DIRECTION: Copy each line below that contains "median".

SUPPLIED MATERIAL:
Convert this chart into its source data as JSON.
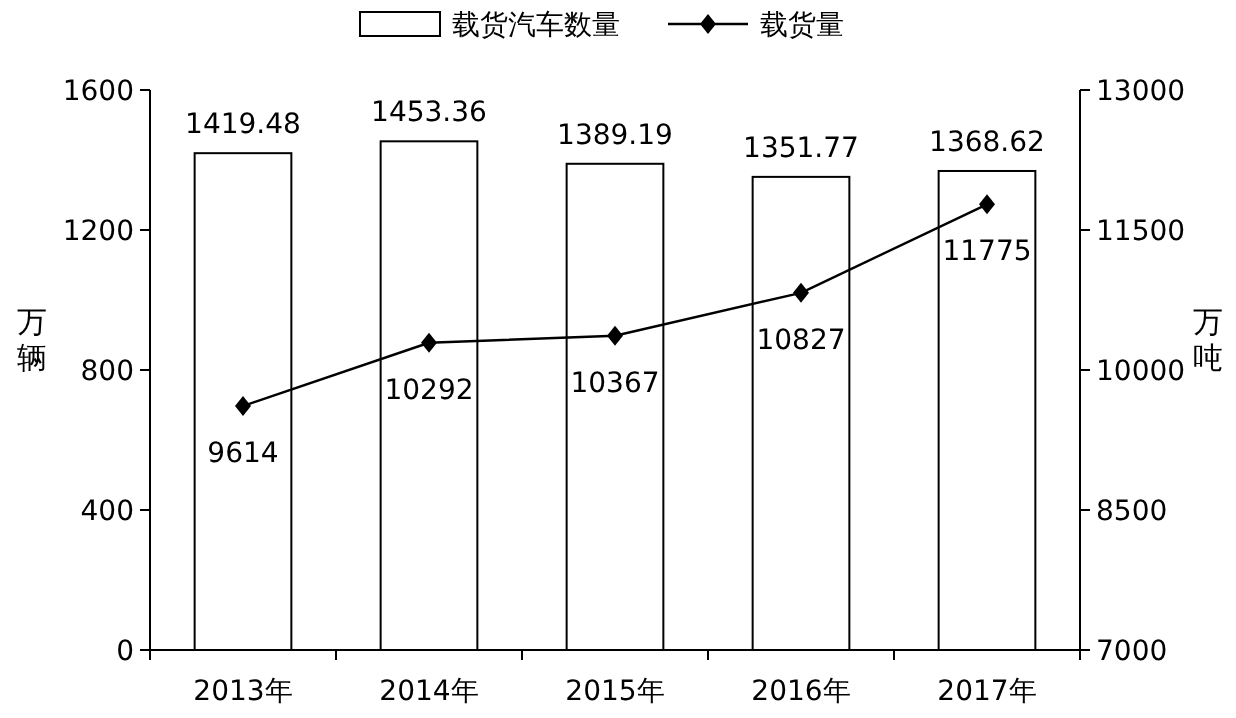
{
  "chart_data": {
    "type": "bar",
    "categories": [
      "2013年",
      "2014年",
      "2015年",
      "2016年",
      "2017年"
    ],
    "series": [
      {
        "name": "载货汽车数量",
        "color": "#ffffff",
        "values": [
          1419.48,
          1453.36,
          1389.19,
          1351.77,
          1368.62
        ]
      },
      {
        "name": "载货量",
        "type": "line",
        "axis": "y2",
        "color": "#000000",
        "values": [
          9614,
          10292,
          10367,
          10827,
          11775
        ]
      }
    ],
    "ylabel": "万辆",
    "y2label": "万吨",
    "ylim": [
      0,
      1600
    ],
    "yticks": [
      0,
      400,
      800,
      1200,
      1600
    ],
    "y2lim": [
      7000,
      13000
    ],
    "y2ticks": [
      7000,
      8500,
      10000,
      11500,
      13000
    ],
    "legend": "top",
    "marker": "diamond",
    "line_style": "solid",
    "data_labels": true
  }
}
---
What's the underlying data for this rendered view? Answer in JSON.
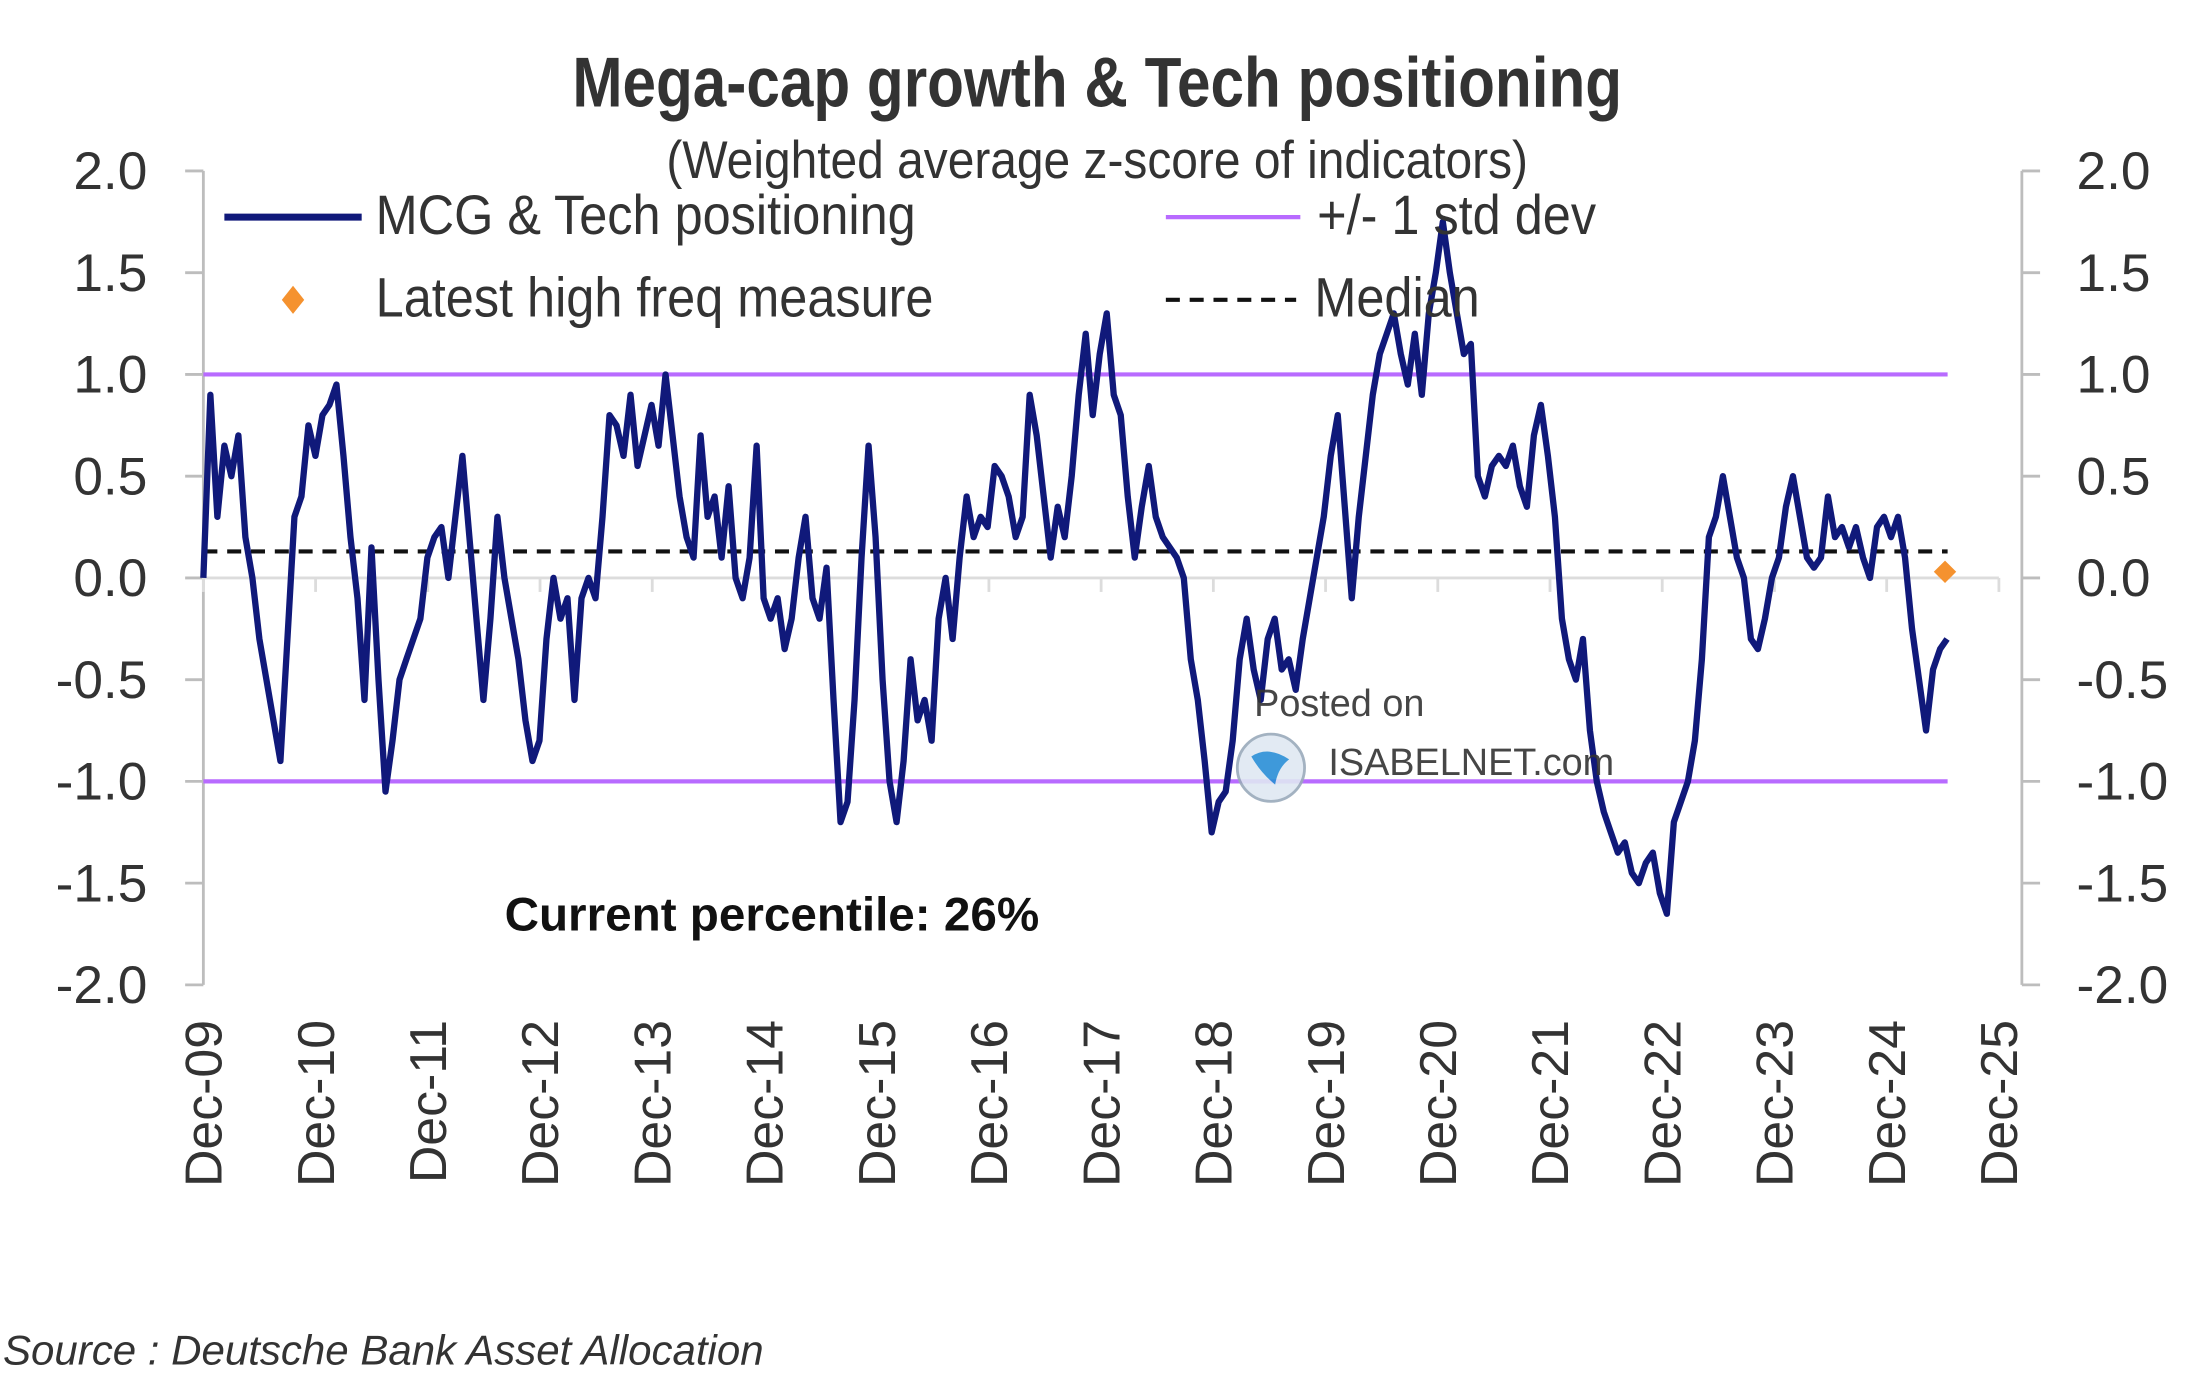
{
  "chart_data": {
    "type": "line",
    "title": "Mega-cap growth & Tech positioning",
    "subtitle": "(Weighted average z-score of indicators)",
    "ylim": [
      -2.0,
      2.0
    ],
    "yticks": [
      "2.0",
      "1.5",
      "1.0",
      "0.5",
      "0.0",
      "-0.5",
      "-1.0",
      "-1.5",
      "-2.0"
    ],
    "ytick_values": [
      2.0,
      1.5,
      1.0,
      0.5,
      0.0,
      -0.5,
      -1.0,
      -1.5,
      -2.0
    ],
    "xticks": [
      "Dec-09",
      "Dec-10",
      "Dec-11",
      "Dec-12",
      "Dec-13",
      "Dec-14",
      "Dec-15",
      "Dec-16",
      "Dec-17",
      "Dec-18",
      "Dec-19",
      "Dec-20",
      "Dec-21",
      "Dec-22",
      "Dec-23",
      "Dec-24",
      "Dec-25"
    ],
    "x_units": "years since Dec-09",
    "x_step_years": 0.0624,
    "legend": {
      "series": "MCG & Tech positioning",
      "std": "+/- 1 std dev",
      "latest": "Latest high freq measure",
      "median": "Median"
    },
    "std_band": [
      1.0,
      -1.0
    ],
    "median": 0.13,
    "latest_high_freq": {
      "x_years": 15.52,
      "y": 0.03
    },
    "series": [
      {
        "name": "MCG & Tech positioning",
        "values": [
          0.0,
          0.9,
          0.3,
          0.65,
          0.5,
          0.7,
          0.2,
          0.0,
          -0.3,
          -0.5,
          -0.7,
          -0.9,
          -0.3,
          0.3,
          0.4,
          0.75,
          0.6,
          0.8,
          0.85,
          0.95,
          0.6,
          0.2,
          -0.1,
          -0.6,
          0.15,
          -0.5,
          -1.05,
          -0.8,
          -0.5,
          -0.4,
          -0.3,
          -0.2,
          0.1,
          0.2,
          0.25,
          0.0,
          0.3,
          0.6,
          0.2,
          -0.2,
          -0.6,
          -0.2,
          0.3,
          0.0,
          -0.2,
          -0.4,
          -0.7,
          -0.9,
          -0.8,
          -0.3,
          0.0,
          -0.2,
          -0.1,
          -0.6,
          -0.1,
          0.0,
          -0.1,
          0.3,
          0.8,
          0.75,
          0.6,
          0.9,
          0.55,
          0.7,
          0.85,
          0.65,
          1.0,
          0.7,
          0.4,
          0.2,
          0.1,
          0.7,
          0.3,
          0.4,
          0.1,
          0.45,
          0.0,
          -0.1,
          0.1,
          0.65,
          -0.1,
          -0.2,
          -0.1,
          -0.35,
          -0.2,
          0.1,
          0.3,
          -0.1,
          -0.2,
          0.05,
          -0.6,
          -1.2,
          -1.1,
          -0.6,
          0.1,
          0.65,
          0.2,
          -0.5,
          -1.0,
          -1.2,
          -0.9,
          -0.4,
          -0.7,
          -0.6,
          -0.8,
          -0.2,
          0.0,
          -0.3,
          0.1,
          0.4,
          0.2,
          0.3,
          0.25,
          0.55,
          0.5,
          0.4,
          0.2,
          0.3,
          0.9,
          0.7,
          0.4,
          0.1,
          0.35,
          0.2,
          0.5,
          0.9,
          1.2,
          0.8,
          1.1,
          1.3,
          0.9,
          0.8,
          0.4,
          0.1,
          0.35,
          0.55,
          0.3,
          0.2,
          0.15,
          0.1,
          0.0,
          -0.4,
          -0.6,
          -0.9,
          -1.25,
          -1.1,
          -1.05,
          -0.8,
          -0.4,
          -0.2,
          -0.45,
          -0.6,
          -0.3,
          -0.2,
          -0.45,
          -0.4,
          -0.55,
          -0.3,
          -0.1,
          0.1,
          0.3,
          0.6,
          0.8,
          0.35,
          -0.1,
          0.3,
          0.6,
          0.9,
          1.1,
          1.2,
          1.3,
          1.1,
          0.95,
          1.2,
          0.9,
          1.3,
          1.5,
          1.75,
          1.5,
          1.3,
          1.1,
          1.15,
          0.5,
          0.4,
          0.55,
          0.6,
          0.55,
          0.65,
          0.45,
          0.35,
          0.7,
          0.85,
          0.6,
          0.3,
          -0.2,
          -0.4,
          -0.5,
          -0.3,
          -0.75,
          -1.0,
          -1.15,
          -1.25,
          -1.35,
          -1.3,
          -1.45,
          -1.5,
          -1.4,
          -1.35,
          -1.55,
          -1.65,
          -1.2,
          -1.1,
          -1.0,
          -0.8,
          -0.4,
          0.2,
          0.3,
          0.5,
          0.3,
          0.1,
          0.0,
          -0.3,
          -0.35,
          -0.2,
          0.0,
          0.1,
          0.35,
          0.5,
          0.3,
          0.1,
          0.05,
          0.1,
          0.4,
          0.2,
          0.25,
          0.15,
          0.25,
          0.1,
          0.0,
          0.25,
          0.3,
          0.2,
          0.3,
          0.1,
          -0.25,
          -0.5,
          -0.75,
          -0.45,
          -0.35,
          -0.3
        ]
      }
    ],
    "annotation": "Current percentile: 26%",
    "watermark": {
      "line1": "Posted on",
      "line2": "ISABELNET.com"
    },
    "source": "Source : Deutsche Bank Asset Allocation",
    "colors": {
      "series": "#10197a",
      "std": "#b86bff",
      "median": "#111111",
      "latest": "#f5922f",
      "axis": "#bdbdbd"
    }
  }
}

REPLY TO THE TASK:
      "median": "Median"
    "median": 0.13,
      "median": "#111111",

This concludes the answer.